Task directions
Find each line with the string "Goth" and copy it.

[Data excerpts]
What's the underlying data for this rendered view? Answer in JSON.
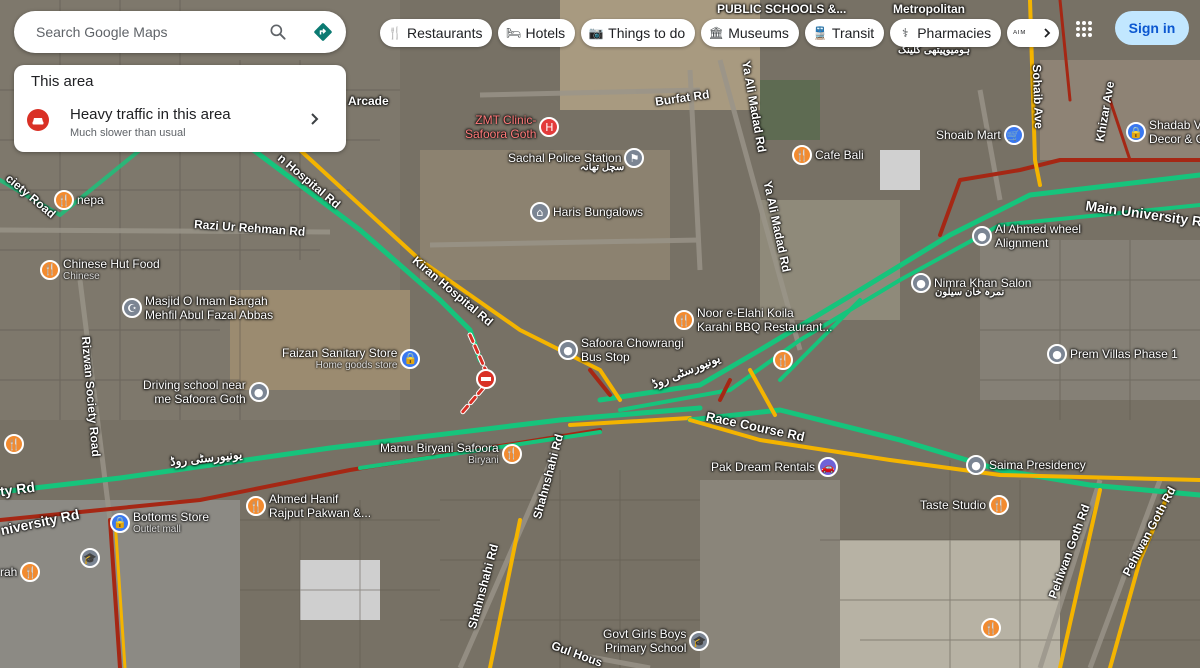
{
  "search": {
    "placeholder": "Search Google Maps"
  },
  "chips": [
    {
      "label": "Restaurants",
      "icon": "restaurant-icon",
      "glyph": "🍴"
    },
    {
      "label": "Hotels",
      "icon": "hotel-icon",
      "glyph": "🛏"
    },
    {
      "label": "Things to do",
      "icon": "camera-icon",
      "glyph": "📷"
    },
    {
      "label": "Museums",
      "icon": "museum-icon",
      "glyph": "🏛"
    },
    {
      "label": "Transit",
      "icon": "transit-icon",
      "glyph": "🚆"
    },
    {
      "label": "Pharmacies",
      "icon": "pharmacy-icon",
      "glyph": "⚕"
    }
  ],
  "chips_more_label": "ATMs",
  "signin": "Sign in",
  "card": {
    "title": "This area",
    "heading": "Heavy traffic in this area",
    "subtitle": "Much slower than usual"
  },
  "colors": {
    "traffic_green": "#16c47c",
    "traffic_yellow": "#f4b400",
    "traffic_red": "#a52714",
    "signin_bg": "#c2e7ff",
    "signin_text": "#0b57d0"
  },
  "map_labels": {
    "roads": [
      "Burfat Rd",
      "Ya Ali Madad Rd",
      "Ya Ali Madad Rd",
      "Kiran Hospital Rd",
      "n Hospital Rd",
      "Razi Ur Rehman Rd",
      "Rizwan Society Road",
      "Race Course Rd",
      "Main University Rd",
      "ty Rd",
      "niversity Rd",
      "Shahnshahi Rd",
      "Shahnshahi Rd",
      "Pehlwan Goth Rd",
      "Pehlwan Goth Rd",
      "Sohaib Ave",
      "Khizar Ave",
      "ciety Road",
      "Gul Hous",
      "PUBLIC SCHOOLS &...",
      "Metropolitan"
    ],
    "urdu": [
      "یونیورسٹی روڈ",
      "یونیورسٹی روڈ"
    ],
    "arcade": "Arcade",
    "urdu_sachal": "سچل تھانہ",
    "urdu_nimra": "نمرہ خان سیلون",
    "urdu_sohaib": "ہومیوپیتھی کلینک"
  },
  "pois": [
    {
      "name": "ZMT Clinic-",
      "name2": "Safoora Goth",
      "type": "red",
      "glyph": "H"
    },
    {
      "name": "Sachal Police Station",
      "type": "gray",
      "glyph": "⚑"
    },
    {
      "name": "Haris Bungalows",
      "type": "gray",
      "glyph": "⌂"
    },
    {
      "name": "Cafe Bali",
      "type": "food",
      "glyph": "🍴"
    },
    {
      "name": "Shoaib Mart",
      "type": "blue",
      "glyph": "🛒"
    },
    {
      "name": "Shadab V",
      "name2": "Decor & C",
      "type": "blue",
      "glyph": "🔒"
    },
    {
      "name": "Al Ahmed wheel",
      "name2": "Alignment",
      "type": "gray",
      "glyph": "●"
    },
    {
      "name": "Nimra Khan Salon",
      "type": "gray",
      "glyph": "●"
    },
    {
      "name": "Prem Villas Phase 1",
      "type": "gray",
      "glyph": "●"
    },
    {
      "name": "Noor e-Elahi Koila",
      "name2": "Karahi BBQ Restaurant...",
      "type": "food",
      "glyph": "🍴"
    },
    {
      "name": "Safoora Chowrangi",
      "name2": "Bus Stop",
      "type": "gray",
      "glyph": "●"
    },
    {
      "name": "Faizan Sanitary Store",
      "sub": "Home goods store",
      "type": "blue",
      "glyph": "🔒"
    },
    {
      "name": "Driving school near",
      "name2": "me Safoora Goth",
      "type": "gray",
      "glyph": "●"
    },
    {
      "name": "Masjid O Imam Bargah",
      "name2": "Mehfil Abul Fazal Abbas",
      "type": "gray",
      "glyph": "🕌"
    },
    {
      "name": "Chinese Hut Food",
      "sub": "Chinese",
      "type": "food",
      "glyph": "🍴"
    },
    {
      "name": "nepa",
      "type": "food",
      "glyph": "🍴"
    },
    {
      "name": "Mamu Biryani Safoora",
      "sub": "Biryani",
      "type": "food",
      "glyph": "🍴"
    },
    {
      "name": "Ahmed Hanif",
      "name2": "Rajput Pakwan &...",
      "type": "food",
      "glyph": "🍴"
    },
    {
      "name": "Bottoms Store",
      "sub": "Outlet mall",
      "type": "blue",
      "glyph": "🔒"
    },
    {
      "name": "Pak Dream Rentals",
      "type": "violet",
      "glyph": "🚗"
    },
    {
      "name": "Saima Presidency",
      "type": "gray",
      "glyph": "●"
    },
    {
      "name": "Taste Studio",
      "type": "food",
      "glyph": "🍴"
    },
    {
      "name": "Govt Girls Boys",
      "name2": "Primary School",
      "type": "gray",
      "glyph": "🎓"
    },
    {
      "name": "rah",
      "type": "food",
      "glyph": "🍴"
    }
  ]
}
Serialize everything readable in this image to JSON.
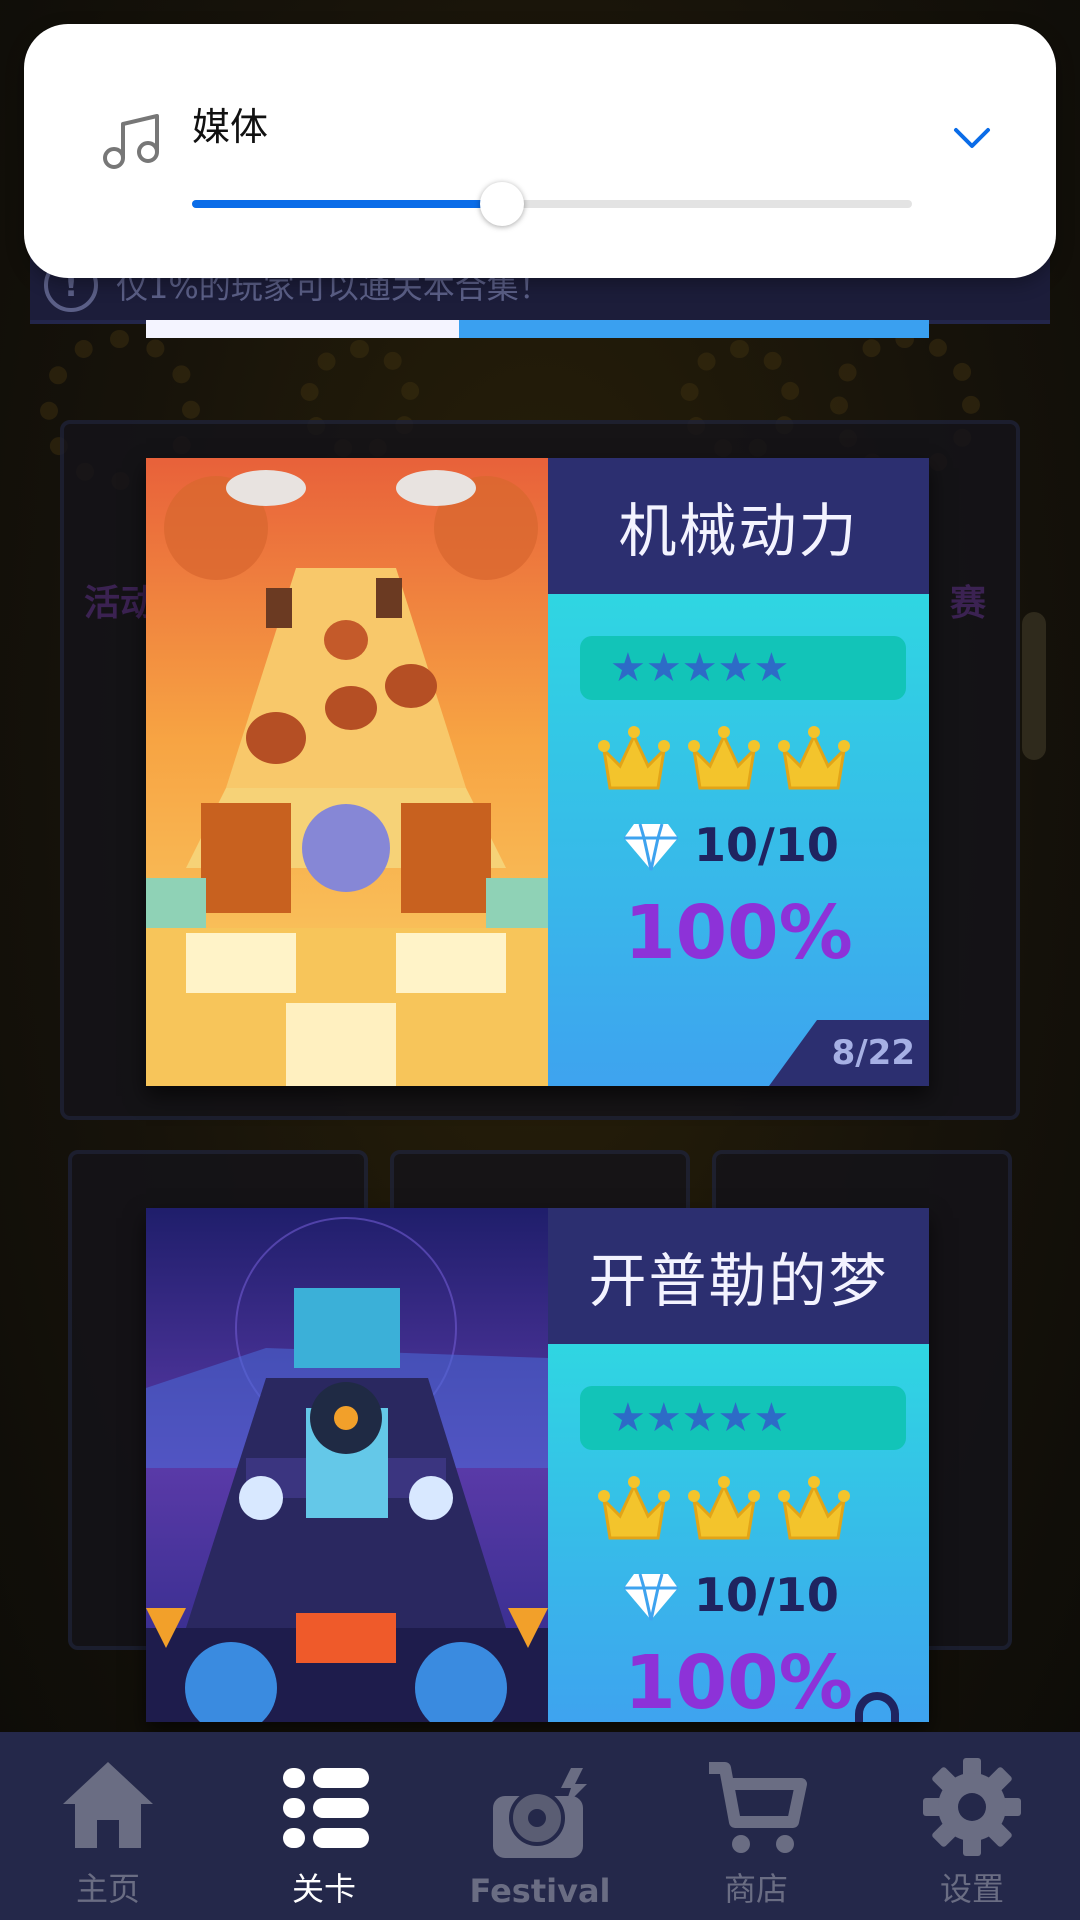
{
  "notice": {
    "text": "仅1%的玩家可以通关本合集！",
    "icon": "exclamation-icon"
  },
  "volume_panel": {
    "label": "媒体",
    "level_percent": 43,
    "icon": "music-note-icon",
    "collapse_icon": "chevron-down-icon",
    "accent_color": "#0a6ce8"
  },
  "levels": [
    {
      "title": "机械动力",
      "stars": "★★★★★",
      "crowns": 3,
      "gems": "10/10",
      "percent": "100%",
      "progress": "8/22"
    },
    {
      "title": "开普勒的梦",
      "stars": "★★★★★",
      "crowns": 3,
      "gems": "10/10",
      "percent": "100%"
    }
  ],
  "background": {
    "left_text": "活动",
    "right_text": "赛"
  },
  "nav": {
    "items": [
      {
        "label": "主页",
        "icon": "home-icon",
        "active": false
      },
      {
        "label": "关卡",
        "icon": "list-icon",
        "active": true
      },
      {
        "label": "Festival",
        "icon": "festival-record-icon",
        "active": false
      },
      {
        "label": "商店",
        "icon": "cart-icon",
        "active": false
      },
      {
        "label": "设置",
        "icon": "gear-icon",
        "active": false
      }
    ]
  }
}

Output for this task
      "Pehlwan Goth Rd",
      "Pehlwan Goth Rd",
      "name2": "Safoora Goth",
      "name2": "me Safoora Goth",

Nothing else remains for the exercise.